>>>
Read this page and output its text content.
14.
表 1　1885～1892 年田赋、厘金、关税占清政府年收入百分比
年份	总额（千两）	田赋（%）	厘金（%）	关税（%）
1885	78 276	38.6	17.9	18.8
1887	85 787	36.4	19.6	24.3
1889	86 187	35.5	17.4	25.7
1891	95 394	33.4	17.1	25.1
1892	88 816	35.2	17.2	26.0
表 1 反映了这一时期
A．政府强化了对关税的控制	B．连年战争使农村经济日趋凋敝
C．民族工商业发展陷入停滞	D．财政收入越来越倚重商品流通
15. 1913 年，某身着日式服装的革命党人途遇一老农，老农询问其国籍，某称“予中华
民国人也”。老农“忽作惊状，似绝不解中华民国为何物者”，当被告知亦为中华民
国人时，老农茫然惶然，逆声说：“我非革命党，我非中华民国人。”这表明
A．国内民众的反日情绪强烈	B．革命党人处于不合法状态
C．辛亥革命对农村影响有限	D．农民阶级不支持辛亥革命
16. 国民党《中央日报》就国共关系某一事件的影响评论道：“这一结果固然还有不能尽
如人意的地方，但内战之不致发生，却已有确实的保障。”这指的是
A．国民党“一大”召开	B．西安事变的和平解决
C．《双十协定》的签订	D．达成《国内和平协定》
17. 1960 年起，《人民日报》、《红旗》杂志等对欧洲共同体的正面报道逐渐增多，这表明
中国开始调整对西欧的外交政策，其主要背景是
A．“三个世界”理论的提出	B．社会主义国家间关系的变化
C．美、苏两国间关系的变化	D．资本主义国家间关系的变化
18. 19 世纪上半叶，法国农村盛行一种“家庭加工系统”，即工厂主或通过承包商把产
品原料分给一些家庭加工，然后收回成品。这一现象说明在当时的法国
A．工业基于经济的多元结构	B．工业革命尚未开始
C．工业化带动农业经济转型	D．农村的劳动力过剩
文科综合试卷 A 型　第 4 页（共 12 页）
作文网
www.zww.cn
<<<
- **Task to complete**: Retype the material in full. Each word must match.

- **Task solution**:
Read this page and output its text content.
14.
表 1　1885～1892 年田赋、厘金、关税占清政府年收入百分比
年份	总额（千两）	田赋（%）	厘金（%）	关税（%）
1885	78 276	38.6	17.9	18.8
1887	85 787	36.4	19.6	24.3
1889	86 187	35.5	17.4	25.7
1891	95 394	33.4	17.1	25.1
1892	88 816	35.2	17.2	26.0
表 1 反映了这一时期
A．政府强化了对关税的控制	B．连年战争使农村经济日趋凋敝
C．民族工商业发展陷入停滞	D．财政收入越来越倚重商品流通
15. 1913 年，某身着日式服装的革命党人途遇一老农，老农询问其国籍，某称“予中华
民国人也”。老农“忽作惊状，似绝不解中华民国为何物者”，当被告知亦为中华民
国人时，老农茫然惶然，逆声说：“我非革命党，我非中华民国人。”这表明
A．国内民众的反日情绪强烈	B．革命党人处于不合法状态
C．辛亥革命对农村影响有限	D．农民阶级不支持辛亥革命
16. 国民党《中央日报》就国共关系某一事件的影响评论道：“这一结果固然还有不能尽
如人意的地方，但内战之不致发生，却已有确实的保障。”这指的是
A．国民党“一大”召开	B．西安事变的和平解决
C．《双十协定》的签订	D．达成《国内和平协定》
17. 1960 年起，《人民日报》、《红旗》杂志等对欧洲共同体的正面报道逐渐增多，这表明
中国开始调整对西欧的外交政策，其主要背景是
A．“三个世界”理论的提出	B．社会主义国家间关系的变化
C．美、苏两国间关系的变化	D．资本主义国家间关系的变化
18. 19 世纪上半叶，法国农村盛行一种“家庭加工系统”，即工厂主或通过承包商把产
品原料分给一些家庭加工，然后收回成品。这一现象说明在当时的法国
A．工业基于经济的多元结构	B．工业革命尚未开始
C．工业化带动农业经济转型	D．农村的劳动力过剩
文科综合试卷 A 型　第 4 页（共 12 页）
作文网
www.zww.cn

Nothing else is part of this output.